Collected data:
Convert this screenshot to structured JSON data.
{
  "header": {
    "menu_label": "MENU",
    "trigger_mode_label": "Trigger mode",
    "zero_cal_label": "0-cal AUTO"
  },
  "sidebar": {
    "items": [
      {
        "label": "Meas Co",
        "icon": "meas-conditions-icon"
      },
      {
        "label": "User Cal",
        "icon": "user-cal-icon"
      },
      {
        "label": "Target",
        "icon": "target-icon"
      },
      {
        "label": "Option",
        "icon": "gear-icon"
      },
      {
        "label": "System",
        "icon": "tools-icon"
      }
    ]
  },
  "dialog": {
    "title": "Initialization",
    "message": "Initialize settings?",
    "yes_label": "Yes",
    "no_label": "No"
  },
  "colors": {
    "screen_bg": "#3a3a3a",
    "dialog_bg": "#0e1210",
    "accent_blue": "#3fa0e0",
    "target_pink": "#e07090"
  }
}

* Required work:
Give the records above again, word for word.

* Written solution:
Convert this screenshot to structured JSON data.
{
  "header": {
    "menu_label": "MENU",
    "trigger_mode_label": "Trigger mode",
    "zero_cal_label": "0-cal AUTO"
  },
  "sidebar": {
    "items": [
      {
        "label": "Meas Co",
        "icon": "meas-conditions-icon"
      },
      {
        "label": "User Cal",
        "icon": "user-cal-icon"
      },
      {
        "label": "Target",
        "icon": "target-icon"
      },
      {
        "label": "Option",
        "icon": "gear-icon"
      },
      {
        "label": "System",
        "icon": "tools-icon"
      }
    ]
  },
  "dialog": {
    "title": "Initialization",
    "message": "Initialize settings?",
    "yes_label": "Yes",
    "no_label": "No"
  },
  "colors": {
    "screen_bg": "#3a3a3a",
    "dialog_bg": "#0e1210",
    "accent_blue": "#3fa0e0",
    "target_pink": "#e07090"
  }
}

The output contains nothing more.